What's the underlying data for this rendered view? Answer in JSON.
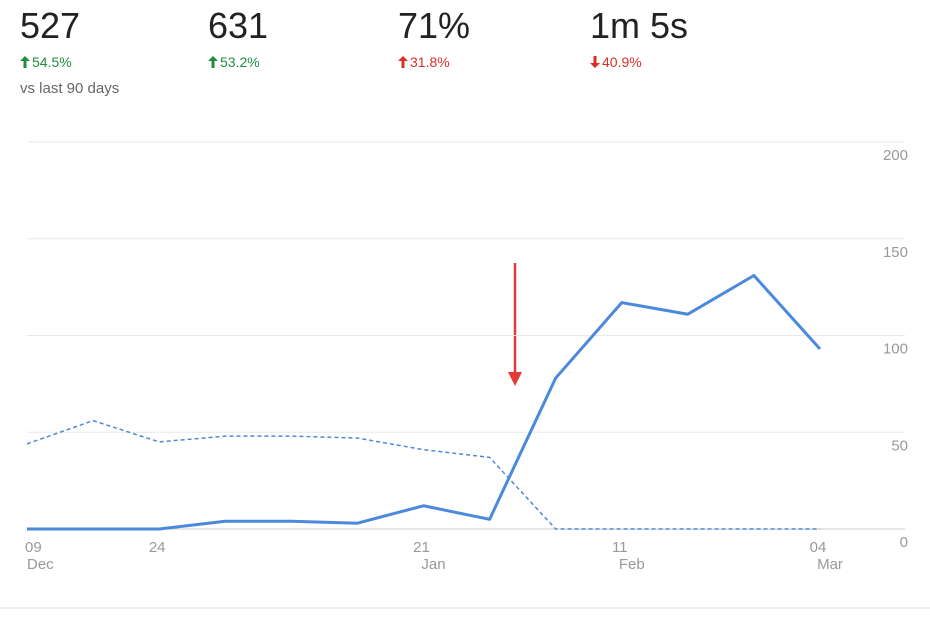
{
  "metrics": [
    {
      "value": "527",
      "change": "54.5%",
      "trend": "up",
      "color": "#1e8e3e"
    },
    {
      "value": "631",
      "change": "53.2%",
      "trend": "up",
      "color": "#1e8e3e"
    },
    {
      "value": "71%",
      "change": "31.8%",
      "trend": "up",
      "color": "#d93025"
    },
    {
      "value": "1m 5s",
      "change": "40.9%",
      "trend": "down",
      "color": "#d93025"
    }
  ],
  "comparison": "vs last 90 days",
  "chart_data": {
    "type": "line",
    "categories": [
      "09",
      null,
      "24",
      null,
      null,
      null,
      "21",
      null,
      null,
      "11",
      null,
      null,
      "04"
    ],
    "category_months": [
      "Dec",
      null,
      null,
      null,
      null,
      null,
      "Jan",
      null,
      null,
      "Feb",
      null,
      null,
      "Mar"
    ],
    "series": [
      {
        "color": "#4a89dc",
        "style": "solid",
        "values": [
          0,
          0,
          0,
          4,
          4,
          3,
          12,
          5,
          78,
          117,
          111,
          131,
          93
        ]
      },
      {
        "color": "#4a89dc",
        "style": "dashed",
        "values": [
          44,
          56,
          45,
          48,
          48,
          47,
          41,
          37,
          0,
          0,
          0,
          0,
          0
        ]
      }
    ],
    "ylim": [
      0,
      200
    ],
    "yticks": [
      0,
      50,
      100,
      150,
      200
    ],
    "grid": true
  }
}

========================

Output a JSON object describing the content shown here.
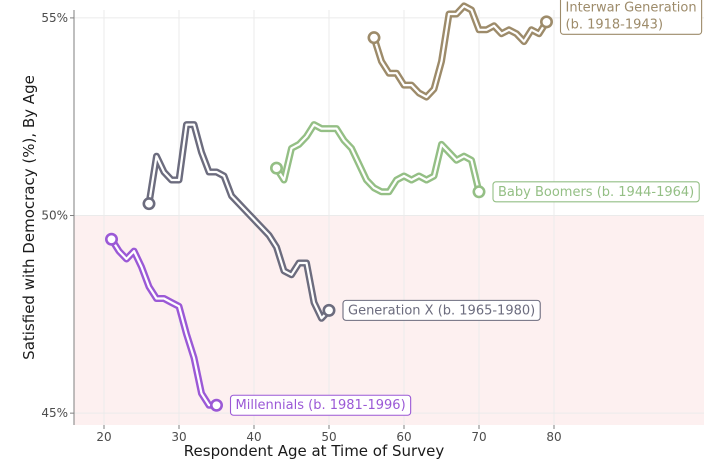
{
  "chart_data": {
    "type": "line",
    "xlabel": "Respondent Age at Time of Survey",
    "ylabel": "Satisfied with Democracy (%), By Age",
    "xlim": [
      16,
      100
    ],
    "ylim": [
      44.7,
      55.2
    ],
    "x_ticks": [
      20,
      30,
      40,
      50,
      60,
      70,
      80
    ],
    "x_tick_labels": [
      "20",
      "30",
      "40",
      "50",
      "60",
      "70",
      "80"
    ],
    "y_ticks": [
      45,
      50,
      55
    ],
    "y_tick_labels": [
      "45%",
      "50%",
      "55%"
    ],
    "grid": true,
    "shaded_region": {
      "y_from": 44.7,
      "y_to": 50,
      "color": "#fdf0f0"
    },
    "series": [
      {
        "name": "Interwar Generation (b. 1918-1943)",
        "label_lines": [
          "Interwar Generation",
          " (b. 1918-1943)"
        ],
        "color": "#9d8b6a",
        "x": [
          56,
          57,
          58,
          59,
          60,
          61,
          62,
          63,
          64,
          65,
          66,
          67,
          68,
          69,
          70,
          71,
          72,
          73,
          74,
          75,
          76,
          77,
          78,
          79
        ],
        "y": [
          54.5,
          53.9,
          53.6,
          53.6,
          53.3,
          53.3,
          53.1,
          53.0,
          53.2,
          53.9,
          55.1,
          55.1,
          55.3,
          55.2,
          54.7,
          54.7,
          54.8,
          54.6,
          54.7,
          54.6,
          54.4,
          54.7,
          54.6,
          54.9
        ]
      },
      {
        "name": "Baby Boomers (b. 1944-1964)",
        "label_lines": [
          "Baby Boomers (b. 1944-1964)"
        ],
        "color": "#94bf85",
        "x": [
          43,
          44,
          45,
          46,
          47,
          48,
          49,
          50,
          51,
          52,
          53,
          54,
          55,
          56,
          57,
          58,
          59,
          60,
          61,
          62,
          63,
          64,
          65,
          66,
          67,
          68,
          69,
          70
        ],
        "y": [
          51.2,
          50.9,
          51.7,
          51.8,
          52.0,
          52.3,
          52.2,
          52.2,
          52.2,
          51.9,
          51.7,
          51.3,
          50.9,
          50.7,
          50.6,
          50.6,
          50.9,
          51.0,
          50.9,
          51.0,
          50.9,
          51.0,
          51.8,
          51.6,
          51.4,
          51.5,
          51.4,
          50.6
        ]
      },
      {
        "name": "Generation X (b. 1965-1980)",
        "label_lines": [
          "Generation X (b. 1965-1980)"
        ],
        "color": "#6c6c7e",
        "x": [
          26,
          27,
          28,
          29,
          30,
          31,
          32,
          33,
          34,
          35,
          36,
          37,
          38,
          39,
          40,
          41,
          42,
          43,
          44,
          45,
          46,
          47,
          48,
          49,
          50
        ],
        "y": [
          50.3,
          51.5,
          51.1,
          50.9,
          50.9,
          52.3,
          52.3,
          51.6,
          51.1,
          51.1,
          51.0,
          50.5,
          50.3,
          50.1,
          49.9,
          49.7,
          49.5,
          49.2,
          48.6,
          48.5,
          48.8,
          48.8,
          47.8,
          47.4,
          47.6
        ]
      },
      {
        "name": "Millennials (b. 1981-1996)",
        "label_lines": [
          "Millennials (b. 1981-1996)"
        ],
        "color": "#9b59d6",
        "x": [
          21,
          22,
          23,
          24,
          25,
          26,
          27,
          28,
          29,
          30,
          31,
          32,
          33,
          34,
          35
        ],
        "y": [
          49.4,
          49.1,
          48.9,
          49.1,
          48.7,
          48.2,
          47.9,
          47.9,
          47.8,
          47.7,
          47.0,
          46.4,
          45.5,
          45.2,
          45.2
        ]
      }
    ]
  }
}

========================

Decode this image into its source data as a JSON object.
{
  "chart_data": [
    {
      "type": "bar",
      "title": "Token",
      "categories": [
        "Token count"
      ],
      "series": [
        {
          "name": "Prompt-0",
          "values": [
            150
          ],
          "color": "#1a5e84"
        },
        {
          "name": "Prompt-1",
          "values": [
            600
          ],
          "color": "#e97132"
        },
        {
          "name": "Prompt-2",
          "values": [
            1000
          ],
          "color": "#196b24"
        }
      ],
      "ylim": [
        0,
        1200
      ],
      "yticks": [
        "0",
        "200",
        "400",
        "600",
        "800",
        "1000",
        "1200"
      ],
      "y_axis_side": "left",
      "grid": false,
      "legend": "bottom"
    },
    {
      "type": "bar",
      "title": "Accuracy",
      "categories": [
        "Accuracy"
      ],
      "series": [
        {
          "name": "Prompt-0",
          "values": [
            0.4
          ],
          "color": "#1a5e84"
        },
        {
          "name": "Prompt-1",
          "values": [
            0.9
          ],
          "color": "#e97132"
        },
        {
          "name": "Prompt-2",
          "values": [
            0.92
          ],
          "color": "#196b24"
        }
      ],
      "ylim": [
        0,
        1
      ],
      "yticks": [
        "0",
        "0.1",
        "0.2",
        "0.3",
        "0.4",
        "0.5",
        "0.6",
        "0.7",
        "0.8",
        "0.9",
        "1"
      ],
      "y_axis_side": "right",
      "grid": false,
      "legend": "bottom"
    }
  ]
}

========================

- [Exercise task]
Each line in the entries above that includes the string "Boomers" should be extracted.

- [Reply]
        "name": "Baby Boomers (b. 1944-1964)",
          "Baby Boomers (b. 1944-1964)"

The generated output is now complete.